- WRITTEN EXERCISE
Scan the entries below and extract each line with the word "plants" in it.

(Stored entries)
# # # #
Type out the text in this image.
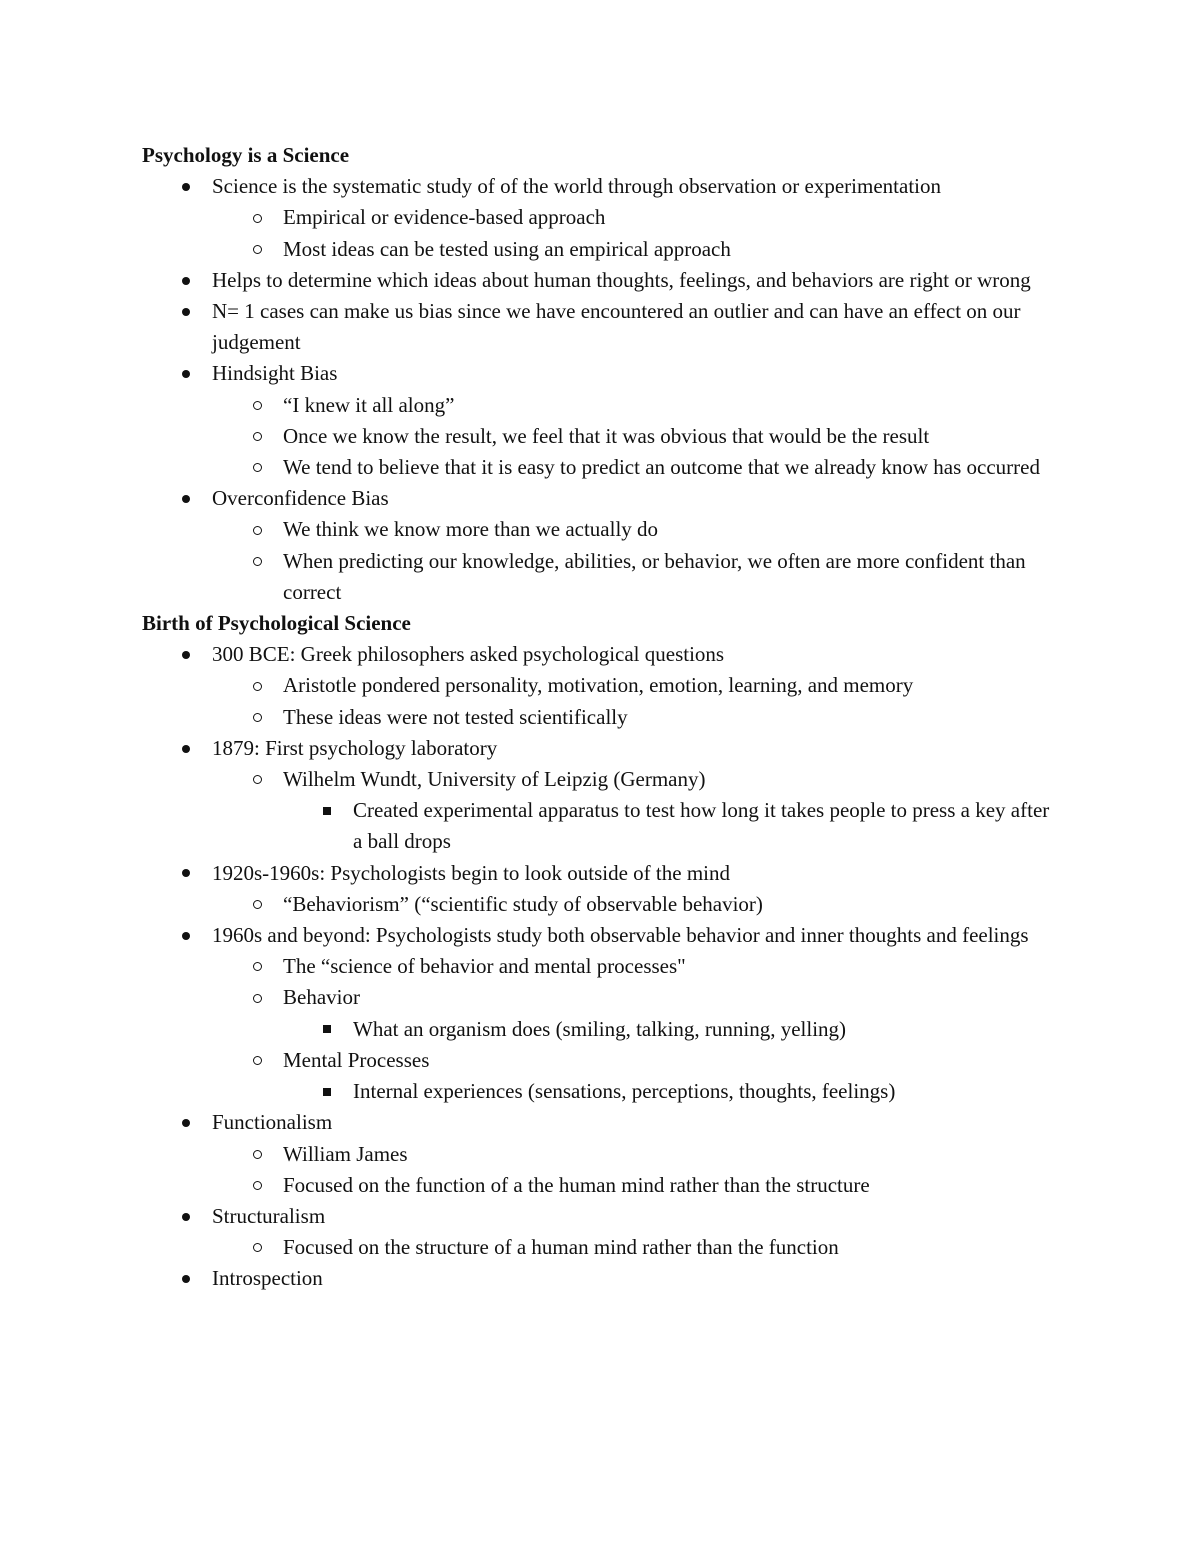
Psychology is a Science
Science is the systematic study of of the world through observation or experimentation
Empirical or evidence-based approach
Most ideas can be tested using an empirical approach
Helps to determine which ideas about human thoughts, feelings, and behaviors are right or wrong
N= 1 cases can make us bias since we have encountered an outlier and can have an effect on our judgement
Hindsight Bias
“I knew it all along”
Once we know the result, we feel that it was obvious that would be the result
We tend to believe that it is easy to predict an outcome that we already know has occurred
Overconfidence Bias
We think we know more than we actually do
When predicting our knowledge, abilities, or behavior, we often are more confident than correct
Birth of Psychological Science
300 BCE: Greek philosophers asked psychological questions
Aristotle pondered personality, motivation, emotion, learning, and memory
These ideas were not tested scientifically
1879: First psychology laboratory
Wilhelm Wundt, University of Leipzig (Germany)
Created experimental apparatus to test how long it takes people to press a key after a ball drops
1920s-1960s: Psychologists begin to look outside of the mind
“Behaviorism” (“scientific study of observable behavior)
1960s and beyond: Psychologists study both observable behavior and inner thoughts and feelings
The “science of behavior and mental processes"
Behavior
What an organism does (smiling, talking, running, yelling)
Mental Processes
Internal experiences (sensations, perceptions, thoughts, feelings)
Functionalism
William James
Focused on the function of a the human mind rather than the structure
Structuralism
Focused on the structure of a human mind rather than the function
Introspection
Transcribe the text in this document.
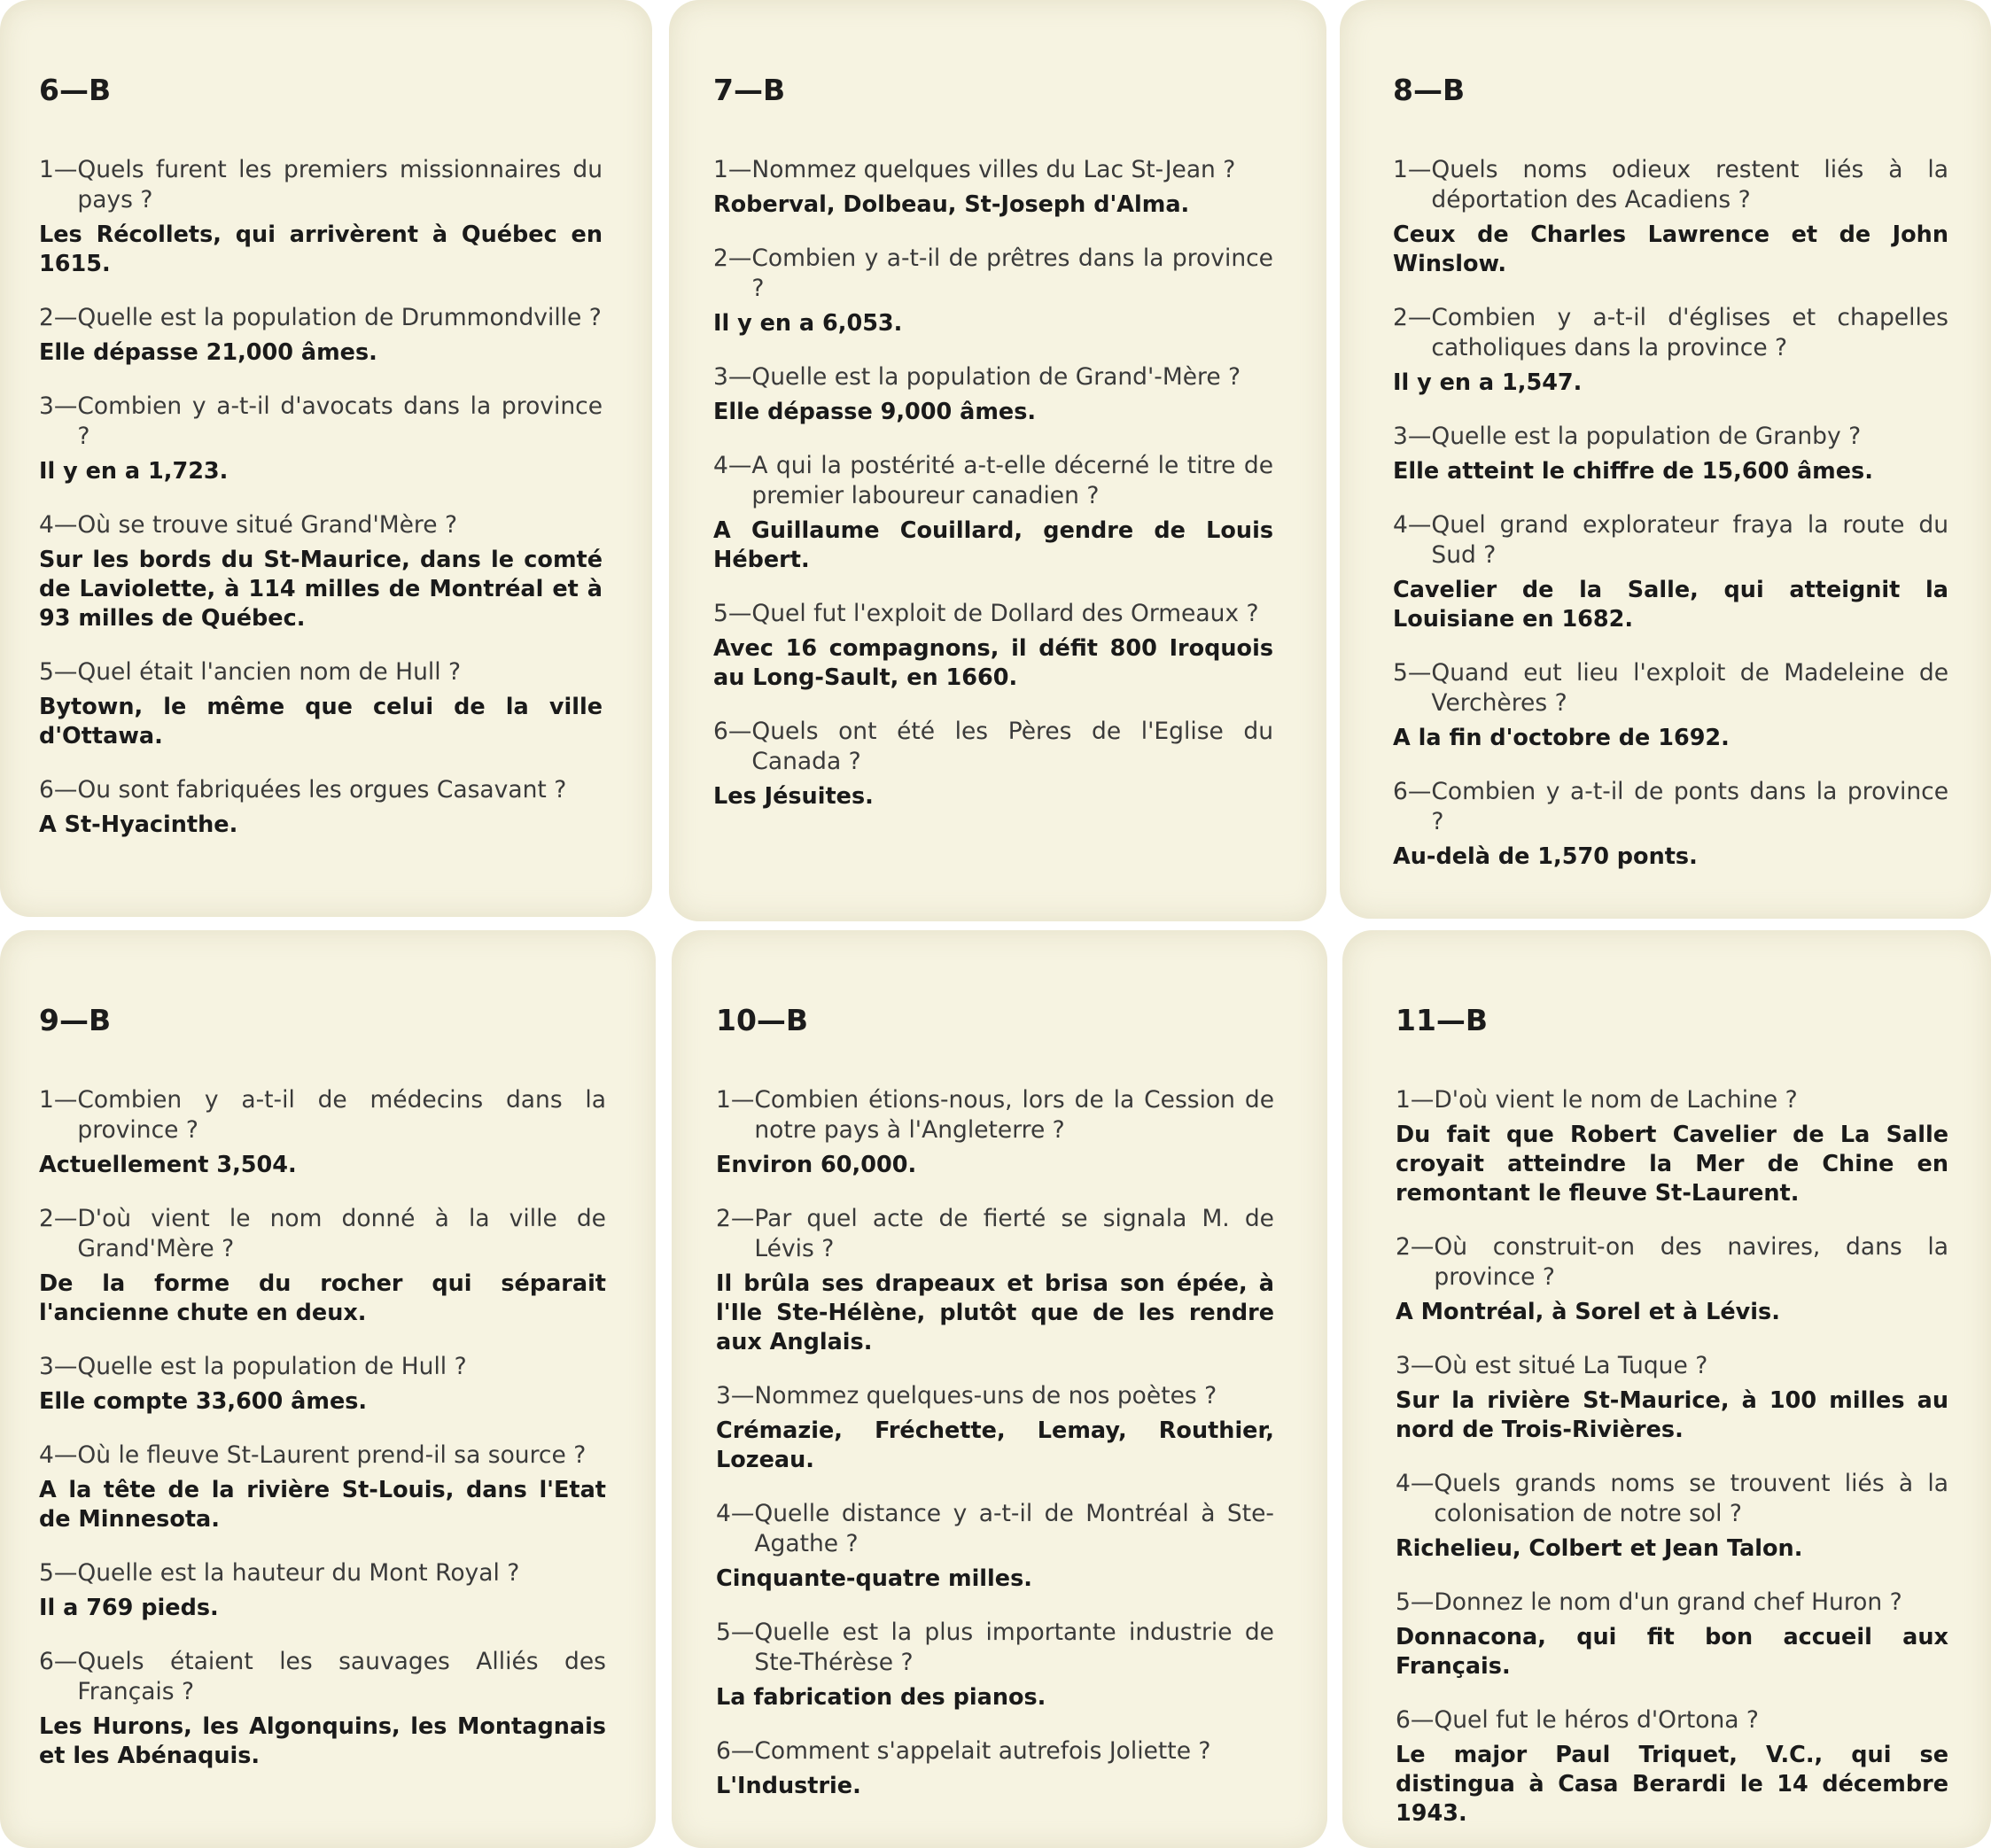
6—B
1— Quels furent les premiers missionnaires du pays ?
Les Récollets, qui arrivèrent à Québec en 1615.
2— Quelle est la population de Drummondville ?
Elle dépasse 21,000 âmes.
3— Combien y a-t-il d'avocats dans la province ?
Il y en a 1,723.
4— Où se trouve situé Grand'Mère ?
Sur les bords du St-Maurice, dans le comté de Laviolette, à 114 milles de Montréal et à 93 milles de Québec.
5— Quel était l'ancien nom de Hull ?
Bytown, le même que celui de la ville d'Ottawa.
6— Ou sont fabriquées les orgues Casavant ?
A St-Hyacinthe.
7—B
1— Nommez quelques villes du Lac St-Jean ?
Roberval, Dolbeau, St-Joseph d'Alma.
2— Combien y a-t-il de prêtres dans la province ?
Il y en a 6,053.
3— Quelle est la population de Grand'-Mère ?
Elle dépasse 9,000 âmes.
4— A qui la postérité a-t-elle décerné le titre de premier laboureur canadien ?
A Guillaume Couillard, gendre de Louis Hébert.
5— Quel fut l'exploit de Dollard des Ormeaux ?
Avec 16 compagnons, il défit 800 Iroquois au Long-Sault, en 1660.
6— Quels ont été les Pères de l'Eglise du Canada ?
Les Jésuites.
8—B
1— Quels noms odieux restent liés à la déportation des Acadiens ?
Ceux de Charles Lawrence et de John Winslow.
2— Combien y a-t-il d'églises et chapelles catholiques dans la province ?
Il y en a 1,547.
3— Quelle est la population de Granby ?
Elle atteint le chiffre de 15,600 âmes.
4— Quel grand explorateur fraya la route du Sud ?
Cavelier de la Salle, qui atteignit la Louisiane en 1682.
5— Quand eut lieu l'exploit de Madeleine de Verchères ?
A la fin d'octobre de 1692.
6— Combien y a-t-il de ponts dans la province ?
Au-delà de 1,570 ponts.
9—B
1— Combien y a-t-il de médecins dans la province ?
Actuellement 3,504.
2— D'où vient le nom donné à la ville de Grand'Mère ?
De la forme du rocher qui séparait l'ancienne chute en deux.
3— Quelle est la population de Hull ?
Elle compte 33,600 âmes.
4— Où le fleuve St-Laurent prend-il sa source ?
A la tête de la rivière St-Louis, dans l'Etat de Minnesota.
5— Quelle est la hauteur du Mont Royal ?
Il a 769 pieds.
6— Quels étaient les sauvages Alliés des Français ?
Les Hurons, les Algonquins, les Montagnais et les Abénaquis.
10—B
1— Combien étions-nous, lors de la Cession de notre pays à l'Angleterre ?
Environ 60,000.
2— Par quel acte de fierté se signala M. de Lévis ?
Il brûla ses drapeaux et brisa son épée, à l'Ile Ste-Hélène, plutôt que de les rendre aux Anglais.
3— Nommez quelques-uns de nos poètes ?
Crémazie, Fréchette, Lemay, Routhier, Lozeau.
4— Quelle distance y a-t-il de Montréal à Ste-Agathe ?
Cinquante-quatre milles.
5— Quelle est la plus importante industrie de Ste-Thérèse ?
La fabrication des pianos.
6— Comment s'appelait autrefois Joliette ?
L'Industrie.
11—B
1— D'où vient le nom de Lachine ?
Du fait que Robert Cavelier de La Salle croyait atteindre la Mer de Chine en remontant le fleuve St-Laurent.
2— Où construit-on des navires, dans la province ?
A Montréal, à Sorel et à Lévis.
3— Où est situé La Tuque ?
Sur la rivière St-Maurice, à 100 milles au nord de Trois-Rivières.
4— Quels grands noms se trouvent liés à la colonisation de notre sol ?
Richelieu, Colbert et Jean Talon.
5— Donnez le nom d'un grand chef Huron ?
Donnacona, qui fit bon accueil aux Français.
6— Quel fut le héros d'Ortona ?
Le major Paul Triquet, V.C., qui se distingua à Casa Berardi le 14 décembre 1943.
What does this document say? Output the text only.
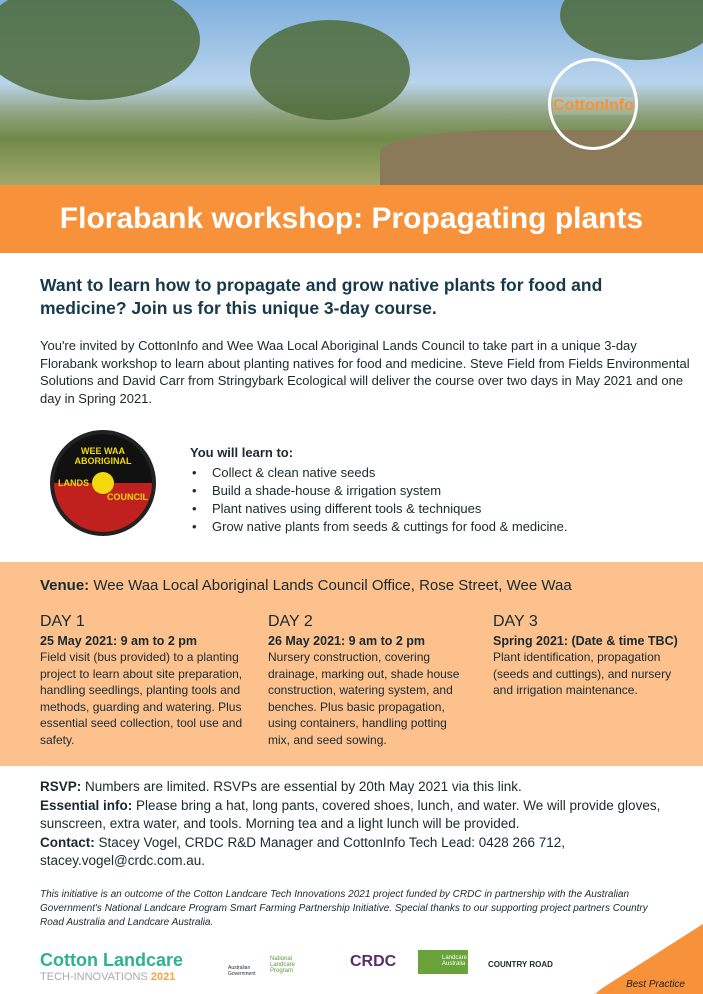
CottonInfo
Florabank workshop: Propagating plants
Want to learn how to propagate and grow native plants for food and medicine? Join us for this unique 3-day course.
You're invited by CottonInfo and Wee Waa Local Aboriginal Lands Council to take part in a unique 3-day Florabank workshop to learn about planting natives for food and medicine. Steve Field from Fields Environmental Solutions and David Carr from Stringybark Ecological will deliver the course over two days in May 2021 and one day in Spring 2021.
WEE WAA ABORIGINAL
LANDS
COUNCIL
You will learn to:
• Collect & clean native seeds
• Build a shade-house & irrigation system
• Plant natives using different tools & techniques
• Grow native plants from seeds & cuttings for food & medicine.
Venue: Wee Waa Local Aboriginal Lands Council Office, Rose Street, Wee Waa
DAY 1
25 May 2021: 9 am to 2 pm
Field visit (bus provided) to a planting project to learn about site preparation, handling seedlings, planting tools and methods, guarding and watering. Plus essential seed collection, tool use and safety.
DAY 2
26 May 2021: 9 am to 2 pm
Nursery construction, covering drainage, marking out, shade house construction, watering system, and benches. Plus basic propagation, using containers, handling potting mix, and seed sowing.
DAY 3
Spring 2021: (Date & time TBC)
Plant identification, propagation (seeds and cuttings), and nursery and irrigation maintenance.
RSVP: Numbers are limited. RSVPs are essential by 20th May 2021 via this link.
Essential info: Please bring a hat, long pants, covered shoes, lunch, and water. We will provide gloves, sunscreen, extra water, and tools. Morning tea and a light lunch will be provided.
Contact: Stacey Vogel, CRDC R&D Manager and CottonInfo Tech Lead: 0428 266 712, stacey.vogel@crdc.com.au.
This initiative is an outcome of the Cotton Landcare Tech Innovations 2021 project funded by CRDC in partnership with the Australian Government's National Landcare Program Smart Farming Partnership Initiative. Special thanks to our supporting project partners Country Road Australia and Landcare Australia.
Cotton Landcare
TECH-INNOVATIONS 2021
Australian Government
National Landcare Program
CRDC	Landcare Australia	COUNTRY ROAD
Best Practice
# # # #
- ANSWER TO THE EXERCISE
Florabank workshop: Propagating plants
Want to learn how to propagate and grow native plants for food and medicine? Join us for this unique 3-day course.
• Grow native plants from seeds & cuttings for food & medicine.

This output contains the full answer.